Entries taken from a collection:
§ §

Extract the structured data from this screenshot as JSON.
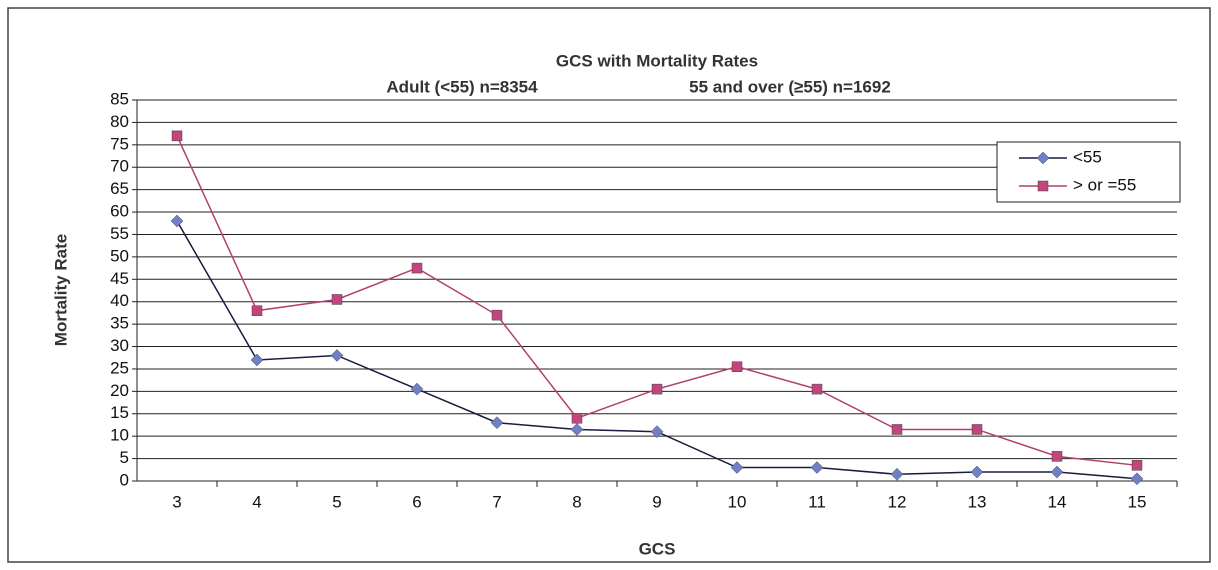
{
  "chart_data": {
    "type": "line",
    "title": "GCS with Mortality Rates",
    "subtitle": [
      "Adult (<55) n=8354",
      "55 and over (≥55) n=1692"
    ],
    "x_label": "GCS",
    "y_label": "Mortality Rate",
    "categories": [
      3,
      4,
      5,
      6,
      7,
      8,
      9,
      10,
      11,
      12,
      13,
      14,
      15
    ],
    "series": [
      {
        "name": "<55",
        "color": "#6f7fc8",
        "line_color": "#1a1a40",
        "marker": "diamond",
        "values": [
          58,
          27,
          28,
          20.5,
          13,
          11.5,
          11,
          3,
          3,
          1.5,
          2,
          2,
          0.5
        ]
      },
      {
        "name": "> or =55",
        "color": "#c2457e",
        "line_color": "#b2406e",
        "marker": "square",
        "values": [
          77,
          38,
          40.5,
          47.5,
          37,
          14,
          20.5,
          25.5,
          20.5,
          11.5,
          11.5,
          5.5,
          3.5
        ]
      }
    ],
    "ylim": [
      0,
      85
    ],
    "yticks": [
      0,
      5,
      10,
      15,
      20,
      25,
      30,
      35,
      40,
      45,
      50,
      55,
      60,
      65,
      70,
      75,
      80,
      85
    ],
    "grid": true,
    "legend": "top-right"
  }
}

§ §

Exercise objective - Report only how many lines in the records contain the word "Mortality".

Expected output - 2